--- START RECORDS PROVIDED ---
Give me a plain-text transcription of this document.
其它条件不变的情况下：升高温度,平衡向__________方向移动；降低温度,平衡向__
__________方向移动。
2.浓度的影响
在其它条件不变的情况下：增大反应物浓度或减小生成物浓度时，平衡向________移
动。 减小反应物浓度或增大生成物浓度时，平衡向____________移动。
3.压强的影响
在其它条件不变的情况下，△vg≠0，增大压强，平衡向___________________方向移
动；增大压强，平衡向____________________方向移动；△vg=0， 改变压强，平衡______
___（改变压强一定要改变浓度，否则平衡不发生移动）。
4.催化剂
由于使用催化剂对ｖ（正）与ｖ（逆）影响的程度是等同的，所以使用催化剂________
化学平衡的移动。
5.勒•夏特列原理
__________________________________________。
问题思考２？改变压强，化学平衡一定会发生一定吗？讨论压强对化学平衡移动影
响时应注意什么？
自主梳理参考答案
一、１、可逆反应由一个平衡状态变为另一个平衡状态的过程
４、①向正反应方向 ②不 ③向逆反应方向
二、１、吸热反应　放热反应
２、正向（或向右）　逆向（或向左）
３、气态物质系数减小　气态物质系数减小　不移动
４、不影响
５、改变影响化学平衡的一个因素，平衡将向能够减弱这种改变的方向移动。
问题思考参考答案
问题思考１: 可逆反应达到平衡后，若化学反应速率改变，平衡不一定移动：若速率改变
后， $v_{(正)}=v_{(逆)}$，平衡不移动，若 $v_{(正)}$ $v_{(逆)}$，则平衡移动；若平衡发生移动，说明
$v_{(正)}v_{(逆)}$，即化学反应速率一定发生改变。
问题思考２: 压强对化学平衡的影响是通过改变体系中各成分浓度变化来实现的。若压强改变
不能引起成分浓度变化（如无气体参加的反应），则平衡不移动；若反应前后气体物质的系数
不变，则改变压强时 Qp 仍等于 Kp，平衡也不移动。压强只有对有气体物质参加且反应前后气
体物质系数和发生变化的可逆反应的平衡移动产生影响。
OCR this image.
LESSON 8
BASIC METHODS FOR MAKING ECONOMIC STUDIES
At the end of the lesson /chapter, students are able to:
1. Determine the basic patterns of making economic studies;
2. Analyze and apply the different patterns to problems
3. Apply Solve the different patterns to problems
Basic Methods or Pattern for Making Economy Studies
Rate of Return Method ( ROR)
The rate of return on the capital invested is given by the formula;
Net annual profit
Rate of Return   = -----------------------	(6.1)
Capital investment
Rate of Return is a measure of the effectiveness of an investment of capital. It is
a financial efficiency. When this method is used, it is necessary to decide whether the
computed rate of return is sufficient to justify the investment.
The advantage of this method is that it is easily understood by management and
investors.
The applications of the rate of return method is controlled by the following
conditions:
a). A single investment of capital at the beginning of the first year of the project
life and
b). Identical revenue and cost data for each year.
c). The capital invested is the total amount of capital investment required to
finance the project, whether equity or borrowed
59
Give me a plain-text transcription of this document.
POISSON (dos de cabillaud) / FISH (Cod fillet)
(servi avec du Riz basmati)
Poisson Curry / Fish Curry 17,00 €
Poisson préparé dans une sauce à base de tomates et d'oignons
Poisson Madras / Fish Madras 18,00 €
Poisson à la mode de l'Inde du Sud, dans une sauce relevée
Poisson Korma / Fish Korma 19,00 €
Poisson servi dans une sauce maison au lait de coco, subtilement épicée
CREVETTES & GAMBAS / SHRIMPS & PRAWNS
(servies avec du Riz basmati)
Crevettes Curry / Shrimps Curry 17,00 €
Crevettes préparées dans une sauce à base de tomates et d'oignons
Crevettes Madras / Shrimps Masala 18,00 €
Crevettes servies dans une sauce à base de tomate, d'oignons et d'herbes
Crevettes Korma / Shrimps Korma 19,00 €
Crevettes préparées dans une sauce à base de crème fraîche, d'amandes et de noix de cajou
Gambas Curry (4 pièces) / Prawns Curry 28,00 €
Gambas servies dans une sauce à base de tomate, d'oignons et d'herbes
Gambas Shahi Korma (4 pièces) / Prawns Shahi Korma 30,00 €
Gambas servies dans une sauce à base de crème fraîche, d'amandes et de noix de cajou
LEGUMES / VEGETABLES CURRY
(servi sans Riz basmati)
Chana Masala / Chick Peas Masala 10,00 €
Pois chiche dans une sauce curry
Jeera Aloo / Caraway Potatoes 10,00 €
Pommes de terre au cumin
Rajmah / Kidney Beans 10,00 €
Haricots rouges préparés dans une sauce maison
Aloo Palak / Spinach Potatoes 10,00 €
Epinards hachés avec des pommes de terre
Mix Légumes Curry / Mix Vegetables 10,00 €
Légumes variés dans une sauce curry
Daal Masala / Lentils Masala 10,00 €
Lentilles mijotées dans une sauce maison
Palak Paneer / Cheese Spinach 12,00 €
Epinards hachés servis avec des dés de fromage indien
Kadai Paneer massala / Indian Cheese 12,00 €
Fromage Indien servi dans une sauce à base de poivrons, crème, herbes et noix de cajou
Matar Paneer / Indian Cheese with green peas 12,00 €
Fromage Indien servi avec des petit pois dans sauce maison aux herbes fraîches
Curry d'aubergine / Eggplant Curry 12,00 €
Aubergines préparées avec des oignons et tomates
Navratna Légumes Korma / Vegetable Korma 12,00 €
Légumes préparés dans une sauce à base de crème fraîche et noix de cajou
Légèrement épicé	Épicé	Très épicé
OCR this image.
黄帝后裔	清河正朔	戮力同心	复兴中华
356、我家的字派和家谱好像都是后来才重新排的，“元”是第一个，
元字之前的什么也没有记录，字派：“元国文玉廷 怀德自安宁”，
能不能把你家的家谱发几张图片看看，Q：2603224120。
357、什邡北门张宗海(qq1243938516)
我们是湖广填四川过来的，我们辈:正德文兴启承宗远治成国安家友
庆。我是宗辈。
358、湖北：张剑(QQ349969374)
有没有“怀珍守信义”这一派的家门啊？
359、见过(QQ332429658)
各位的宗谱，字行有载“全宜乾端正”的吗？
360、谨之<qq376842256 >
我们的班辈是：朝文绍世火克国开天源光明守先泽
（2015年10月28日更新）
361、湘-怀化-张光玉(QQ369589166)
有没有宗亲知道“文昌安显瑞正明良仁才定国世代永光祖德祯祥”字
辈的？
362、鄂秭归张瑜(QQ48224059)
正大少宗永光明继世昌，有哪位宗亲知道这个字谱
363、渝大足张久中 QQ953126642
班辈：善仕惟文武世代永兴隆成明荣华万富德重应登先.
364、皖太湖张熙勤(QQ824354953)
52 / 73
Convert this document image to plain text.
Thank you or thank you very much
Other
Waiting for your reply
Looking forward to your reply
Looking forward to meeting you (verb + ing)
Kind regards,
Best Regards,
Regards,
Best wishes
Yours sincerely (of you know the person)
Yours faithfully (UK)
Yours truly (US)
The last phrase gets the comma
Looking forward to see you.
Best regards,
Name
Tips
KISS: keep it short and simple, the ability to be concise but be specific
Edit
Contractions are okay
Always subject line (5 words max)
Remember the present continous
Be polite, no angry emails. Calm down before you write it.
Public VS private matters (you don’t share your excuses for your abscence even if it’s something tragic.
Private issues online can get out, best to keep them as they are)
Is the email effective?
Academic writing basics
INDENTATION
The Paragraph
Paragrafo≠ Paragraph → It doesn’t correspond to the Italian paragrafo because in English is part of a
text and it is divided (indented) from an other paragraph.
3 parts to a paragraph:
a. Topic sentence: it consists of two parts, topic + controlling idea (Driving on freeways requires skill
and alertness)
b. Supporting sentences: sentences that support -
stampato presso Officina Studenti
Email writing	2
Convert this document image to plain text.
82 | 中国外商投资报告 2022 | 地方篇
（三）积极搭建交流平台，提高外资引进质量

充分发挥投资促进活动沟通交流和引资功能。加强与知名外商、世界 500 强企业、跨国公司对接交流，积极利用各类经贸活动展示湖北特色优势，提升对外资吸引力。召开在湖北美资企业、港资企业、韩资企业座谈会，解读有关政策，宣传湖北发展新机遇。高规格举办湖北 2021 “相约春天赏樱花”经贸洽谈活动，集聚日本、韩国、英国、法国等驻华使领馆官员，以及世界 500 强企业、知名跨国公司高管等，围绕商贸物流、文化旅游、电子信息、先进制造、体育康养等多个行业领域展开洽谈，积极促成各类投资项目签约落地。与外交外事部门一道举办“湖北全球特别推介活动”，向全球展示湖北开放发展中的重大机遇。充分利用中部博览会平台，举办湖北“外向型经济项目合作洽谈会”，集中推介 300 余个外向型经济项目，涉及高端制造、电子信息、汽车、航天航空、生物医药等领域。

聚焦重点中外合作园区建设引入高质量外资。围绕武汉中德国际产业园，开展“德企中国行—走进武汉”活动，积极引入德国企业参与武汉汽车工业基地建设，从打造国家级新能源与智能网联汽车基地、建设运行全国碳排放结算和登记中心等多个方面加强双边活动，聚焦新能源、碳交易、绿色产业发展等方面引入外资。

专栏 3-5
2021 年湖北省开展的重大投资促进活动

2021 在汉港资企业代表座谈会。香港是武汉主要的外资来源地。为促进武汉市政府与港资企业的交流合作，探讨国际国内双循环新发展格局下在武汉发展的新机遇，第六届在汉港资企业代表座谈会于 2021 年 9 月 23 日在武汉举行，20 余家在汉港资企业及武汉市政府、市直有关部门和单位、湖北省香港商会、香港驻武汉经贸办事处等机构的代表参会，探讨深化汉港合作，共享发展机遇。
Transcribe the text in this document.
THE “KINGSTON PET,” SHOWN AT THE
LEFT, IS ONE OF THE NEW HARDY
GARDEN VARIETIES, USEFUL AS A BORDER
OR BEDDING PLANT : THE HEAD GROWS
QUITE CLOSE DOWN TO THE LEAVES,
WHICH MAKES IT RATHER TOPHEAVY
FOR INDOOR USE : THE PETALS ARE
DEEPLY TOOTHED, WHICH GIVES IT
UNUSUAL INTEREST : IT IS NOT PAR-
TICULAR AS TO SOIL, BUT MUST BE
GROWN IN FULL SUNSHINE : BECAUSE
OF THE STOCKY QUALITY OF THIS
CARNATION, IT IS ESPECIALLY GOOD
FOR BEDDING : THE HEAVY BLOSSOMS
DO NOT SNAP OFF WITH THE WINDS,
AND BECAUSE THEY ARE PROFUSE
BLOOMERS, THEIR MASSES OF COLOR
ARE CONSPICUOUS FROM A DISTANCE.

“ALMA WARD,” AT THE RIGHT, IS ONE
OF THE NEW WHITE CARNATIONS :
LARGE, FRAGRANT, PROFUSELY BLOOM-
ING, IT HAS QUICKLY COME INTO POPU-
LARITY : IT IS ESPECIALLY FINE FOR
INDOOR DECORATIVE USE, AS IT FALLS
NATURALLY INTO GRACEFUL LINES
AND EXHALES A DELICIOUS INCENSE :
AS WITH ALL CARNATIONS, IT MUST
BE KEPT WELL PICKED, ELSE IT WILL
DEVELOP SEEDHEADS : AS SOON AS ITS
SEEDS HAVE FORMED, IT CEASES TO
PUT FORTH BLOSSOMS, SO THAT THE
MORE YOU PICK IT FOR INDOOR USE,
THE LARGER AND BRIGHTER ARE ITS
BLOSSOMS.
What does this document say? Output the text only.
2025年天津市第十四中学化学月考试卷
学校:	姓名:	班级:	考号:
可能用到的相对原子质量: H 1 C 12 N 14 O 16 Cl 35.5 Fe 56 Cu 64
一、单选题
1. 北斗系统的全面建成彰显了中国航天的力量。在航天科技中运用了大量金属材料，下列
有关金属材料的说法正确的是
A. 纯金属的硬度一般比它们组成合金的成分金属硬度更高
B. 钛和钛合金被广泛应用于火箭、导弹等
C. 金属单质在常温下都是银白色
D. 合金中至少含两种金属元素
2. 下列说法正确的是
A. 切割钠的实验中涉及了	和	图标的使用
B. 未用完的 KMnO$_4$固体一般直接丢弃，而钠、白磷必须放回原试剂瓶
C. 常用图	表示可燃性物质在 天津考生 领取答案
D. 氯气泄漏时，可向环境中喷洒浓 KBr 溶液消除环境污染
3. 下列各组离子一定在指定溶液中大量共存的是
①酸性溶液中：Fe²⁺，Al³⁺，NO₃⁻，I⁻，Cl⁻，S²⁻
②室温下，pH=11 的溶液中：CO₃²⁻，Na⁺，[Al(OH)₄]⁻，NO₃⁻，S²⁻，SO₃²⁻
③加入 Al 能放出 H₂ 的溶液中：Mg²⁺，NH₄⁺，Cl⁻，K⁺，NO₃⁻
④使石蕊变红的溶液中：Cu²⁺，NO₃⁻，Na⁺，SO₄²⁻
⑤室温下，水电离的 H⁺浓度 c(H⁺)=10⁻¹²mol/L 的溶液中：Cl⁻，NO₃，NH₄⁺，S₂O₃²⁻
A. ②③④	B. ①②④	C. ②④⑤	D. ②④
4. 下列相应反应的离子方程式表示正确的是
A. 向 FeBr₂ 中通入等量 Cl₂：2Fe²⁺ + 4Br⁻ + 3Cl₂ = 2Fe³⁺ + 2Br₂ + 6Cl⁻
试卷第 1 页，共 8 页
--- END RECORDS PROVIDED ---
## WHAT YOU WILL DO
Of all the lines above, how many contain "investment"? Give the number and nothing more.

## WRITTEN SOLUTION
5